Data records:

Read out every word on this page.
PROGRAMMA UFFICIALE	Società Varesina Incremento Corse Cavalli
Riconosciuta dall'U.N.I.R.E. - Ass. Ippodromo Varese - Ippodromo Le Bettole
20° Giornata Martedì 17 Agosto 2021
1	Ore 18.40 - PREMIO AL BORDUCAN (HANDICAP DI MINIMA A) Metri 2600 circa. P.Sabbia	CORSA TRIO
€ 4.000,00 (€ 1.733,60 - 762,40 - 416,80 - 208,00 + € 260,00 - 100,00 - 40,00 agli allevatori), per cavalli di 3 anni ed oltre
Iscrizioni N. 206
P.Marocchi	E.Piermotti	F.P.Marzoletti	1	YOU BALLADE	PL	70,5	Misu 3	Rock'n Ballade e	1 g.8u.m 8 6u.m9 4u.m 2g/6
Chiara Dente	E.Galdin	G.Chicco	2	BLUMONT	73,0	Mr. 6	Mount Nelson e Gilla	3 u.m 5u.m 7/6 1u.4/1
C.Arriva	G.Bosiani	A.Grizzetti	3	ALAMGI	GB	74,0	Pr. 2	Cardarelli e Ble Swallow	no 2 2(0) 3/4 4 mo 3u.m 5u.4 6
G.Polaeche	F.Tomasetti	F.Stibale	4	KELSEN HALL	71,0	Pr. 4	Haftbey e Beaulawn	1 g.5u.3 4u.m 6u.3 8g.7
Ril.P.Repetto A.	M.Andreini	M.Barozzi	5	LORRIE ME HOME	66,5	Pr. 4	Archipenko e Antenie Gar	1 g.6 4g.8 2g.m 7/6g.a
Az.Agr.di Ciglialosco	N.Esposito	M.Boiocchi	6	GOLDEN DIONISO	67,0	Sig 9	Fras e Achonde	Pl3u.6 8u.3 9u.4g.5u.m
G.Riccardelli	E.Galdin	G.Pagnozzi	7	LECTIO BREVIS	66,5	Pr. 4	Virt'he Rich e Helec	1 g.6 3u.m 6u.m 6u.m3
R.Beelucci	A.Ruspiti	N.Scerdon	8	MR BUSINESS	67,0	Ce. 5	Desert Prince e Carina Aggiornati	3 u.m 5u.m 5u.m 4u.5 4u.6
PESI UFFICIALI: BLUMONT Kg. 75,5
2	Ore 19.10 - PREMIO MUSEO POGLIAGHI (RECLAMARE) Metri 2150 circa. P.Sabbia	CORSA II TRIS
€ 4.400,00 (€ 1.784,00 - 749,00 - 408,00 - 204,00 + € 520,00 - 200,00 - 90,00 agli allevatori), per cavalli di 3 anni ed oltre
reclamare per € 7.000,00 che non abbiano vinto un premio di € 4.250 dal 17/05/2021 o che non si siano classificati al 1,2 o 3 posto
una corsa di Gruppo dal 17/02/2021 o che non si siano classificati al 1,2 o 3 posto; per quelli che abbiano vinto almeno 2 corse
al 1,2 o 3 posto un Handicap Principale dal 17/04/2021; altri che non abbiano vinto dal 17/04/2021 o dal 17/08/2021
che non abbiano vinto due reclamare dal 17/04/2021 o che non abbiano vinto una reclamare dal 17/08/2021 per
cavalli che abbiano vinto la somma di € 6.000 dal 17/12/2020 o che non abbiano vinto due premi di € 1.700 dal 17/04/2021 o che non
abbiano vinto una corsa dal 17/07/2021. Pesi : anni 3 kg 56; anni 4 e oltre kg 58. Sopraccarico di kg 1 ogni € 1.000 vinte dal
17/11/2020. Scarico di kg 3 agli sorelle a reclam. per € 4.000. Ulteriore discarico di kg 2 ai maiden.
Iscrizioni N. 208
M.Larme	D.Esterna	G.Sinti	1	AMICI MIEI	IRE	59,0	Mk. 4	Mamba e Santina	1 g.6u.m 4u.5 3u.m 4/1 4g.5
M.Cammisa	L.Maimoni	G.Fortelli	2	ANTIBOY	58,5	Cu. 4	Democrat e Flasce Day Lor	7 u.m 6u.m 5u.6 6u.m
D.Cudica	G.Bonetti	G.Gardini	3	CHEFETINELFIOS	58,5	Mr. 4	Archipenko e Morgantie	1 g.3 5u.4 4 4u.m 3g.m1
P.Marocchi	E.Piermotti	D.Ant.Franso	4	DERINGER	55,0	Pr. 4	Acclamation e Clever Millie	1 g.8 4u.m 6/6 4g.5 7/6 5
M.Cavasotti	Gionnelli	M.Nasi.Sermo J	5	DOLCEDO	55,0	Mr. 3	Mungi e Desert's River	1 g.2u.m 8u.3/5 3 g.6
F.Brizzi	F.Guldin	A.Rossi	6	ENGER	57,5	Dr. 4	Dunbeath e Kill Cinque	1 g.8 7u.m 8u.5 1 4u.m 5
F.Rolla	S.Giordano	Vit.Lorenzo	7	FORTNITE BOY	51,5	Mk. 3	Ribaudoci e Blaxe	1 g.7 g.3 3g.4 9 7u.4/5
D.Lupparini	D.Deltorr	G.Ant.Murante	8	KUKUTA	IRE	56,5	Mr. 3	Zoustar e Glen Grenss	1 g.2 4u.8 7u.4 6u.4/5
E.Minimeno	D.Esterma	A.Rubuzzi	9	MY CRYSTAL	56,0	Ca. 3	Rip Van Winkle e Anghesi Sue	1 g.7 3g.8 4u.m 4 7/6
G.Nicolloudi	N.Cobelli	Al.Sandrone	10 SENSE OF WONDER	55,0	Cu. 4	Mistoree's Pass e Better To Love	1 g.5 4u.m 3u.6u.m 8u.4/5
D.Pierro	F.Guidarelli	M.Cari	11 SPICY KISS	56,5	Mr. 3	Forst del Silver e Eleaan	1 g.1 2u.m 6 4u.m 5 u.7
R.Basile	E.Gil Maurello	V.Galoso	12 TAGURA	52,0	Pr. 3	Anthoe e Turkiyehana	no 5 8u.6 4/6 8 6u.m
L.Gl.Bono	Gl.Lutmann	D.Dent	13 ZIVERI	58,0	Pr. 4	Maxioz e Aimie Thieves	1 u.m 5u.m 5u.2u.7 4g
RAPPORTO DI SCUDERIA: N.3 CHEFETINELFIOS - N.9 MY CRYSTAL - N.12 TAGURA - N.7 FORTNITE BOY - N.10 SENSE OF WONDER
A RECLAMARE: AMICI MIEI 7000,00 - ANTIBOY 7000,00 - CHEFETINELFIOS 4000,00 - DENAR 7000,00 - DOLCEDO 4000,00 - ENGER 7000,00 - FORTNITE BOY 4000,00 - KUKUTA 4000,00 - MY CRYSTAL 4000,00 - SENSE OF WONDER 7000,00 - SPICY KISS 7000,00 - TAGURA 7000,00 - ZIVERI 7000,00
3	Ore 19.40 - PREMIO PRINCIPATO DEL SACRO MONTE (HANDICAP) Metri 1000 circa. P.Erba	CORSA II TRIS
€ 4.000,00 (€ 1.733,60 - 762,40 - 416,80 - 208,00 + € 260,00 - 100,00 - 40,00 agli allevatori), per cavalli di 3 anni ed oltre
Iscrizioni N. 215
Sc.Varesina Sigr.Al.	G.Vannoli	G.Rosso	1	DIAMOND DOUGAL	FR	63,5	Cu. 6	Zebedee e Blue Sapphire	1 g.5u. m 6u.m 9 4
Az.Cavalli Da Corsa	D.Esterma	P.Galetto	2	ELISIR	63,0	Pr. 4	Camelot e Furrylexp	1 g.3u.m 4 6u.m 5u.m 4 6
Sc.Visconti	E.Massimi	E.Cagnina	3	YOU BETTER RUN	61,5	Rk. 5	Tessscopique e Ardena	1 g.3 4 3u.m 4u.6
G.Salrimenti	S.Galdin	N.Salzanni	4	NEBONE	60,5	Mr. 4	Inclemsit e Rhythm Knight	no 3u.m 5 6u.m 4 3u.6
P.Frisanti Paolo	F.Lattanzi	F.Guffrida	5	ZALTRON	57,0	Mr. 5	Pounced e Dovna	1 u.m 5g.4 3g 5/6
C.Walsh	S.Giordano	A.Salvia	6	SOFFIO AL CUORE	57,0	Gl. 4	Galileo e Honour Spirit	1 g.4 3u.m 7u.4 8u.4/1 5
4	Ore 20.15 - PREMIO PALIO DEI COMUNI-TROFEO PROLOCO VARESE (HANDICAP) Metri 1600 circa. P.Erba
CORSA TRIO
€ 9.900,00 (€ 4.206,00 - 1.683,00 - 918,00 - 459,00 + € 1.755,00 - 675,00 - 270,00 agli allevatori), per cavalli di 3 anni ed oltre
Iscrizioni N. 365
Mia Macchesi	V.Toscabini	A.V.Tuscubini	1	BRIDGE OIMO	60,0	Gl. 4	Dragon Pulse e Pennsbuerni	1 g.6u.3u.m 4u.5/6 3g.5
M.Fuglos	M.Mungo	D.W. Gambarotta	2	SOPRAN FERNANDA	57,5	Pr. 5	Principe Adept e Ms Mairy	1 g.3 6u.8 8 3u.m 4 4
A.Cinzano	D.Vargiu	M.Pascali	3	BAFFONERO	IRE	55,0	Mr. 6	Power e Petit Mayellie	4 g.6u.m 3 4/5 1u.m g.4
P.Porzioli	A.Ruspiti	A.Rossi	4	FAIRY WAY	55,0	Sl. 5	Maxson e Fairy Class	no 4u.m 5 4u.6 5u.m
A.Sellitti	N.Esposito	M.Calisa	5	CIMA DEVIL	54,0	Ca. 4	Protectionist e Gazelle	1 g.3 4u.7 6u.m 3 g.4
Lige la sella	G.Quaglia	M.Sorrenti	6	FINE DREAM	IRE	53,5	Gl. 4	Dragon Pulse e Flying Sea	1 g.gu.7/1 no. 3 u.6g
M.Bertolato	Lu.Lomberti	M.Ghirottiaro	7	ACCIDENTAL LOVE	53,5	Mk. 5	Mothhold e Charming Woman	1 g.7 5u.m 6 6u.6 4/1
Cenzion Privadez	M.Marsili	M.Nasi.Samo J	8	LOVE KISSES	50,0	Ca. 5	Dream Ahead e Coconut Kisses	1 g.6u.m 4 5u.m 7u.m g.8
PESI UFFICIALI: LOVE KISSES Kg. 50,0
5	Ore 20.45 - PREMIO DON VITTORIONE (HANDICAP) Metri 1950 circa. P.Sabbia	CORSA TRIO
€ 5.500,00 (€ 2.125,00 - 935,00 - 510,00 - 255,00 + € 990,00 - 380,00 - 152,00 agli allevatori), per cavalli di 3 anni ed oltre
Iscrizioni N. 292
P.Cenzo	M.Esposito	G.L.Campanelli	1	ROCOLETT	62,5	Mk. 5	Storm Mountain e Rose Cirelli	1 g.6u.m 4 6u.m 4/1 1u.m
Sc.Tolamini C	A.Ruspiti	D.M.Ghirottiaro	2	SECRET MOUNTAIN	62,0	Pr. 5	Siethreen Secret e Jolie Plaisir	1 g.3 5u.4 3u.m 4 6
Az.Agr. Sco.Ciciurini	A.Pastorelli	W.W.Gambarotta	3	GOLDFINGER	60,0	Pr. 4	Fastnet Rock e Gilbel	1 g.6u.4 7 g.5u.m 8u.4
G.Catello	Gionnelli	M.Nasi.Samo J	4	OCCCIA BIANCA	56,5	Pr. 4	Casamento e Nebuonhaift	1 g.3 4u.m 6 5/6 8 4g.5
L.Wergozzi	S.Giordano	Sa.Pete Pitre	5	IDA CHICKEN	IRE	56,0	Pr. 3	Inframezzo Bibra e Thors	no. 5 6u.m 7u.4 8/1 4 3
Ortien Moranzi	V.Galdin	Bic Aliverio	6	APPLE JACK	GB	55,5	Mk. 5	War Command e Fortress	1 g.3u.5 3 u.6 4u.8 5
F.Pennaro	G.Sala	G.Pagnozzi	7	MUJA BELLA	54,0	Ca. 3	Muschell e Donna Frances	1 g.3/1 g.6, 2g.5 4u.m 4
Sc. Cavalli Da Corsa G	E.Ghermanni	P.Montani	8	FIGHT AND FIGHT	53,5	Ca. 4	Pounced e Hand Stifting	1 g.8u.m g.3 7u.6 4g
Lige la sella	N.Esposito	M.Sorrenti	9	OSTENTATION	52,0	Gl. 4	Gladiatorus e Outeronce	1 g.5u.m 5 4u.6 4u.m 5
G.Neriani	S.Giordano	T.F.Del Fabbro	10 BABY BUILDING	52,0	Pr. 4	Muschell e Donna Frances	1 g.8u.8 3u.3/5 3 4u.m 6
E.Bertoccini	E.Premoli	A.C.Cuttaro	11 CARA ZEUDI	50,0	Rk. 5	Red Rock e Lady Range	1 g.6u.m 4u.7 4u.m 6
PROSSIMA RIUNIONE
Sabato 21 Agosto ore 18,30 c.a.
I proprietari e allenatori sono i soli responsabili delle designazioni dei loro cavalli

• STATED GOAL: Pull out every line of the entries that includes the word "Metri".

• THE RESPONSE:
1	Ore 18.40 - PREMIO AL BORDUCAN (HANDICAP DI MINIMA A) Metri 2600 circa. P.Sabbia	CORSA TRIO
2	Ore 19.10 - PREMIO MUSEO POGLIAGHI (RECLAMARE) Metri 2150 circa. P.Sabbia	CORSA II TRIS
3	Ore 19.40 - PREMIO PRINCIPATO DEL SACRO MONTE (HANDICAP) Metri 1000 circa. P.Erba	CORSA II TRIS
4	Ore 20.15 - PREMIO PALIO DEI COMUNI-TROFEO PROLOCO VARESE (HANDICAP) Metri 1600 circa. P.Erba
5	Ore 20.45 - PREMIO DON VITTORIONE (HANDICAP) Metri 1950 circa. P.Sabbia	CORSA TRIO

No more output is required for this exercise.